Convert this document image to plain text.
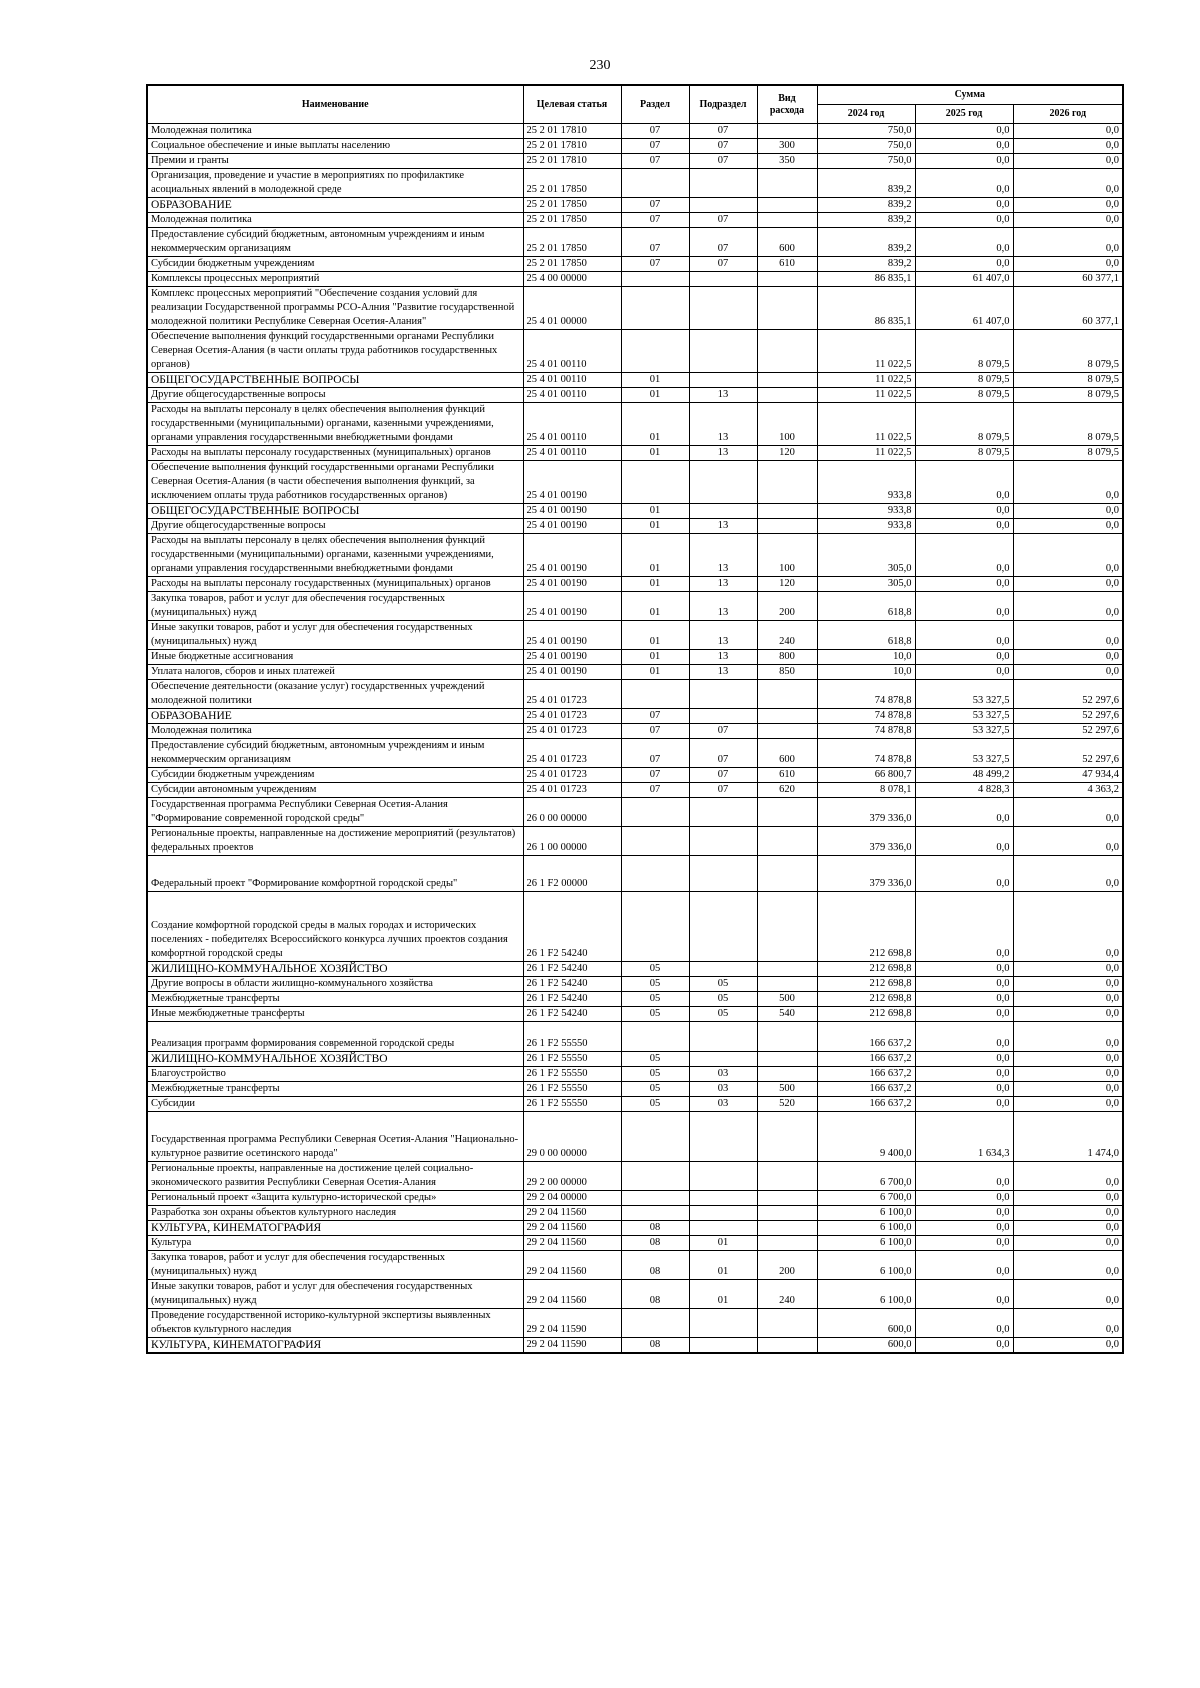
230
Наименование	Целевая статья	Раздел	Подраздел	Вид расхода	Сумма		
					2024 год	2025 год	2026 год
Молодежная политика	25 2 01 17810	07	07		750,0	0,0	0,0
Социальное обеспечение и иные выплаты населению	25 2 01 17810	07	07	300	750,0	0,0	0,0
Премии и гранты	25 2 01 17810	07	07	350	750,0	0,0	0,0
Организация, проведение и участие в мероприятиях по профилактике асоциальных явлений в молодежной среде	25 2 01 17850				839,2	0,0	0,0
ОБРАЗОВАНИЕ	25 2 01 17850	07			839,2	0,0	0,0
Молодежная политика	25 2 01 17850	07	07		839,2	0,0	0,0
Предоставление субсидий бюджетным, автономным учреждениям и иным некоммерческим организациям	25 2 01 17850	07	07	600	839,2	0,0	0,0
Субсидии бюджетным учреждениям	25 2 01 17850	07	07	610	839,2	0,0	0,0
Комплексы процессных мероприятий	25 4 00 00000				86 835,1	61 407,0	60 377,1
Комплекс процессных мероприятий "Обеспечение создания условий для реализации Государственной программы РСО-Алния "Развитие государственной молодежной политики Республике Северная Осетия-Алания"	25 4 01 00000				86 835,1	61 407,0	60 377,1
Обеспечение выполнения функций государственными органами Республики Северная Осетия-Алания (в части оплаты труда работников государственных органов)	25 4 01 00110				11 022,5	8 079,5	8 079,5
ОБЩЕГОСУДАРСТВЕННЫЕ ВОПРОСЫ	25 4 01 00110	01			11 022,5	8 079,5	8 079,5
Другие общегосударственные вопросы	25 4 01 00110	01	13		11 022,5	8 079,5	8 079,5
Расходы на выплаты персоналу в целях обеспечения выполнения функций государственными (муниципальными) органами, казенными учреждениями, органами управления государственными внебюджетными фондами	25 4 01 00110	01	13	100	11 022,5	8 079,5	8 079,5
Расходы на выплаты персоналу государственных (муниципальных) органов	25 4 01 00110	01	13	120	11 022,5	8 079,5	8 079,5
Обеспечение выполнения функций государственными органами Республики Северная Осетия-Алания (в части обеспечения выполнения функций, за исключением оплаты труда работников государственных органов)	25 4 01 00190				933,8	0,0	0,0
ОБЩЕГОСУДАРСТВЕННЫЕ ВОПРОСЫ	25 4 01 00190	01			933,8	0,0	0,0
Другие общегосударственные вопросы	25 4 01 00190	01	13		933,8	0,0	0,0
Расходы на выплаты персоналу в целях обеспечения выполнения функций государственными (муниципальными) органами, казенными учреждениями, органами управления государственными внебюджетными фондами	25 4 01 00190	01	13	100	305,0	0,0	0,0
Расходы на выплаты персоналу государственных (муниципальных) органов	25 4 01 00190	01	13	120	305,0	0,0	0,0
Закупка товаров, работ и услуг для обеспечения государственных (муниципальных) нужд	25 4 01 00190	01	13	200	618,8	0,0	0,0
Иные закупки товаров, работ и услуг для обеспечения государственных (муниципальных) нужд	25 4 01 00190	01	13	240	618,8	0,0	0,0
Иные бюджетные ассигнования	25 4 01 00190	01	13	800	10,0	0,0	0,0
Уплата налогов, сборов и иных платежей	25 4 01 00190	01	13	850	10,0	0,0	0,0
Обеспечение деятельности (оказание услуг) государственных учреждений молодежной политики	25 4 01 01723				74 878,8	53 327,5	52 297,6
ОБРАЗОВАНИЕ	25 4 01 01723	07			74 878,8	53 327,5	52 297,6
Молодежная политика	25 4 01 01723	07	07		74 878,8	53 327,5	52 297,6
Предоставление субсидий бюджетным, автономным учреждениям и иным некоммерческим организациям	25 4 01 01723	07	07	600	74 878,8	53 327,5	52 297,6
Субсидии бюджетным учреждениям	25 4 01 01723	07	07	610	66 800,7	48 499,2	47 934,4
Субсидии автономным учреждениям	25 4 01 01723	07	07	620	8 078,1	4 828,3	4 363,2
Государственная программа Республики Северная Осетия-Алания "Формирование современной городской среды"	26 0 00 00000				379 336,0	0,0	0,0
Региональные проекты, направленные на достижение мероприятий (результатов) федеральных проектов	26 1 00 00000				379 336,0	0,0	0,0
Федеральный проект "Формирование комфортной городской среды"	26 1 F2 00000				379 336,0	0,0	0,0
Создание комфортной городской среды в малых городах и исторических поселениях - победителях Всероссийского конкурса лучших проектов создания комфортной городской среды	26 1 F2 54240				212 698,8	0,0	0,0
ЖИЛИЩНО-КОММУНАЛЬНОЕ ХОЗЯЙСТВО	26 1 F2 54240	05			212 698,8	0,0	0,0
Другие вопросы в области жилищно-коммунального хозяйства	26 1 F2 54240	05	05		212 698,8	0,0	0,0
Межбюджетные трансферты	26 1 F2 54240	05	05	500	212 698,8	0,0	0,0
Иные межбюджетные трансферты	26 1 F2 54240	05	05	540	212 698,8	0,0	0,0
Реализация программ формирования современной городской среды	26 1 F2 55550				166 637,2	0,0	0,0
ЖИЛИЩНО-КОММУНАЛЬНОЕ ХОЗЯЙСТВО	26 1 F2 55550	05			166 637,2	0,0	0,0
Благоустройство	26 1 F2 55550	05	03		166 637,2	0,0	0,0
Межбюджетные трансферты	26 1 F2 55550	05	03	500	166 637,2	0,0	0,0
Субсидии	26 1 F2 55550	05	03	520	166 637,2	0,0	0,0
Государственная программа Республики Северная Осетия-Алания "Национально-культурное развитие осетинского народа"	29 0 00 00000				9 400,0	1 634,3	1 474,0
Региональные проекты, направленные на достижение целей социально-экономического развития Республики Северная Осетия-Алания	29 2 00 00000				6 700,0	0,0	0,0
Региональный проект «Защита культурно-исторической среды»	29 2 04 00000				6 700,0	0,0	0,0
Разработка зон охраны объектов культурного наследия	29 2 04 11560				6 100,0	0,0	0,0
КУЛЬТУРА, КИНЕМАТОГРАФИЯ	29 2 04 11560	08			6 100,0	0,0	0,0
Культура	29 2 04 11560	08	01		6 100,0	0,0	0,0
Закупка товаров, работ и услуг для обеспечения государственных (муниципальных) нужд	29 2 04 11560	08	01	200	6 100,0	0,0	0,0
Иные закупки товаров, работ и услуг для обеспечения государственных (муниципальных) нужд	29 2 04 11560	08	01	240	6 100,0	0,0	0,0
Проведение государственной историко-культурной экспертизы выявленных объектов культурного наследия	29 2 04 11590				600,0	0,0	0,0
КУЛЬТУРА, КИНЕМАТОГРАФИЯ	29 2 04 11590	08			600,0	0,0	0,0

○ ○ ○

--- What you need to do ---
Look through the entries above; copy every line holding the string "некоммерческим".

--- Task output ---
Предоставление субсидий бюджетным, автономным учреждениям и иным некоммерческим организациям	25 2 01 17850	07	07	600	839,2	0,0	0,0
Предоставление субсидий бюджетным, автономным учреждениям и иным некоммерческим организациям	25 4 01 01723	07	07	600	74 878,8	53 327,5	52 297,6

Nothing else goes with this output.